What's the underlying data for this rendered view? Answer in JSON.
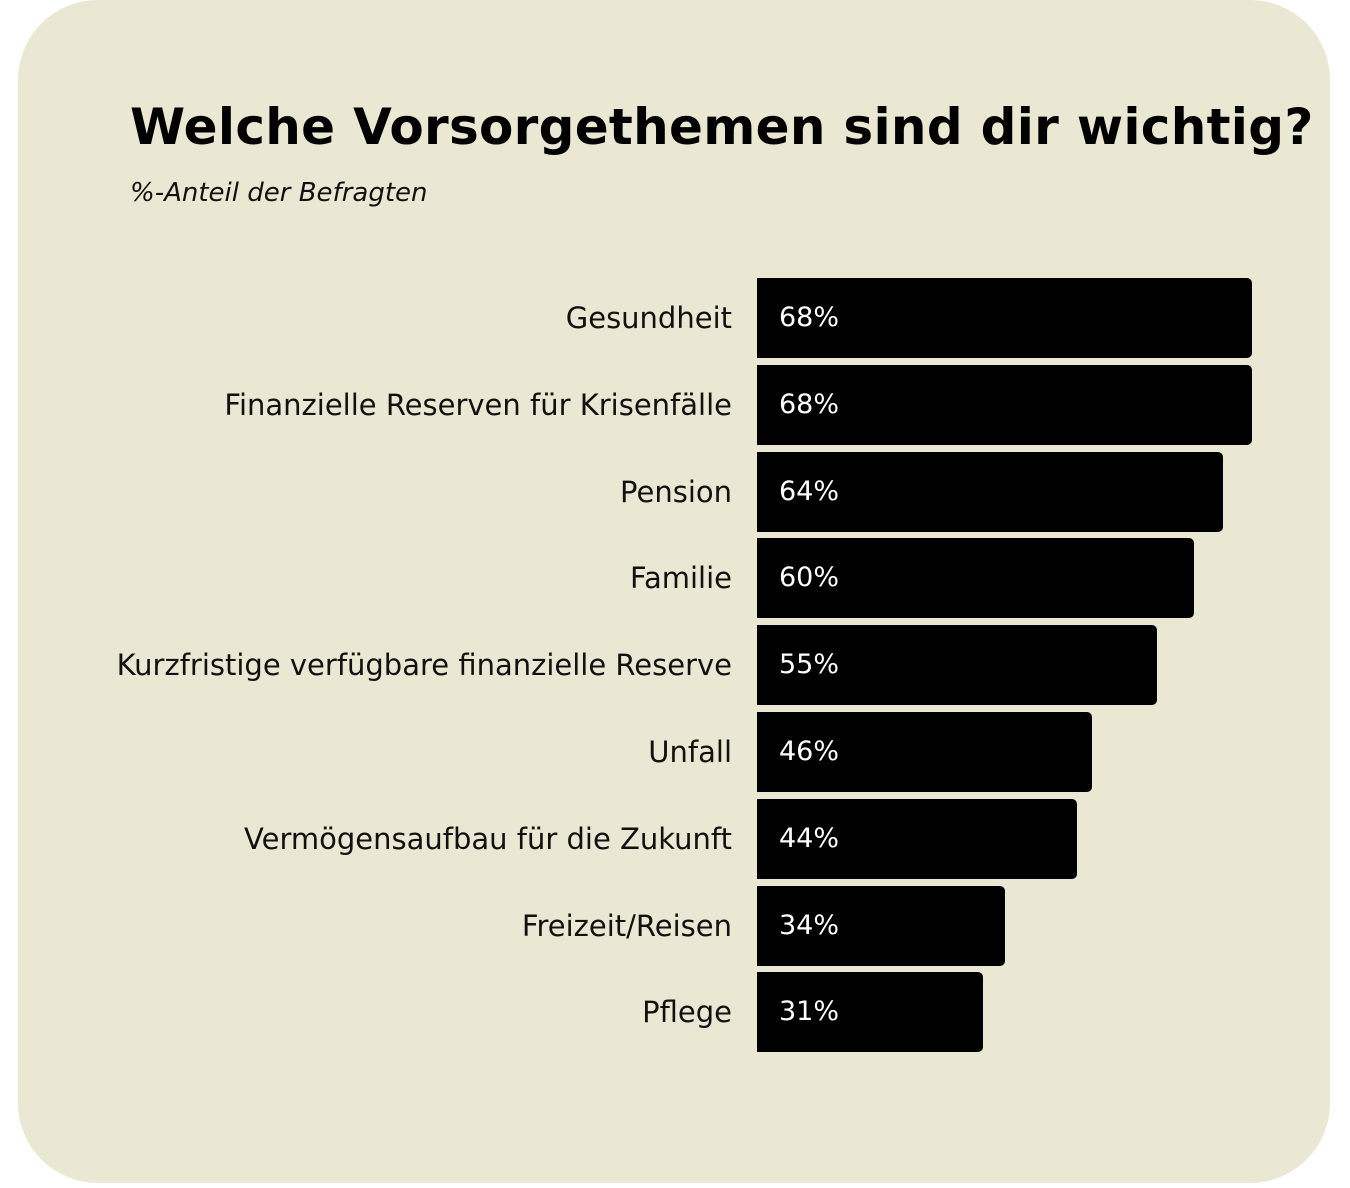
{
  "chart": {
    "title": "Welche Vorsorgethemen sind dir wichtig?",
    "subtitle": "%-Anteil der Befragten",
    "rows": [
      {
        "label": "Gesundheit",
        "value": 68,
        "value_label": "68%"
      },
      {
        "label": "Finanzielle Reserven für Krisenfälle",
        "value": 68,
        "value_label": "68%"
      },
      {
        "label": "Pension",
        "value": 64,
        "value_label": "64%"
      },
      {
        "label": "Familie",
        "value": 60,
        "value_label": "60%"
      },
      {
        "label": "Kurzfristige verfügbare finanzielle Reserve",
        "value": 55,
        "value_label": "55%"
      },
      {
        "label": "Unfall",
        "value": 46,
        "value_label": "46%"
      },
      {
        "label": "Vermögensaufbau für die Zukunft",
        "value": 44,
        "value_label": "44%"
      },
      {
        "label": "Freizeit/Reisen",
        "value": 34,
        "value_label": "34%"
      },
      {
        "label": "Pflege",
        "value": 31,
        "value_label": "31%"
      }
    ]
  },
  "colors": {
    "background": "#EAE7D3",
    "bar": "#000000",
    "bar_text": "#FFFFFF",
    "text": "#111111"
  },
  "chart_data": {
    "type": "bar",
    "orientation": "horizontal",
    "title": "Welche Vorsorgethemen sind dir wichtig?",
    "subtitle": "%-Anteil der Befragten",
    "categories": [
      "Gesundheit",
      "Finanzielle Reserven für Krisenfälle",
      "Pension",
      "Familie",
      "Kurzfristige verfügbare finanzielle Reserve",
      "Unfall",
      "Vermögensaufbau für die Zukunft",
      "Freizeit/Reisen",
      "Pflege"
    ],
    "values": [
      68,
      68,
      64,
      60,
      55,
      46,
      44,
      34,
      31
    ],
    "xlabel": "",
    "ylabel": "",
    "unit": "%",
    "data_labels": true,
    "grid": false,
    "legend": null
  }
}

__Exercise__: Every record must be copied exactly, with the pictures left out.

__Task response__:
What's the underlying data for this rendered view? Answer in JSON.
{
  "chart": {
    "title": "Welche Vorsorgethemen sind dir wichtig?",
    "subtitle": "%-Anteil der Befragten",
    "rows": [
      {
        "label": "Gesundheit",
        "value": 68,
        "value_label": "68%"
      },
      {
        "label": "Finanzielle Reserven für Krisenfälle",
        "value": 68,
        "value_label": "68%"
      },
      {
        "label": "Pension",
        "value": 64,
        "value_label": "64%"
      },
      {
        "label": "Familie",
        "value": 60,
        "value_label": "60%"
      },
      {
        "label": "Kurzfristige verfügbare finanzielle Reserve",
        "value": 55,
        "value_label": "55%"
      },
      {
        "label": "Unfall",
        "value": 46,
        "value_label": "46%"
      },
      {
        "label": "Vermögensaufbau für die Zukunft",
        "value": 44,
        "value_label": "44%"
      },
      {
        "label": "Freizeit/Reisen",
        "value": 34,
        "value_label": "34%"
      },
      {
        "label": "Pflege",
        "value": 31,
        "value_label": "31%"
      }
    ]
  },
  "colors": {
    "background": "#EAE7D3",
    "bar": "#000000",
    "bar_text": "#FFFFFF",
    "text": "#111111"
  },
  "chart_data": {
    "type": "bar",
    "orientation": "horizontal",
    "title": "Welche Vorsorgethemen sind dir wichtig?",
    "subtitle": "%-Anteil der Befragten",
    "categories": [
      "Gesundheit",
      "Finanzielle Reserven für Krisenfälle",
      "Pension",
      "Familie",
      "Kurzfristige verfügbare finanzielle Reserve",
      "Unfall",
      "Vermögensaufbau für die Zukunft",
      "Freizeit/Reisen",
      "Pflege"
    ],
    "values": [
      68,
      68,
      64,
      60,
      55,
      46,
      44,
      34,
      31
    ],
    "xlabel": "",
    "ylabel": "",
    "unit": "%",
    "data_labels": true,
    "grid": false,
    "legend": null
  }
}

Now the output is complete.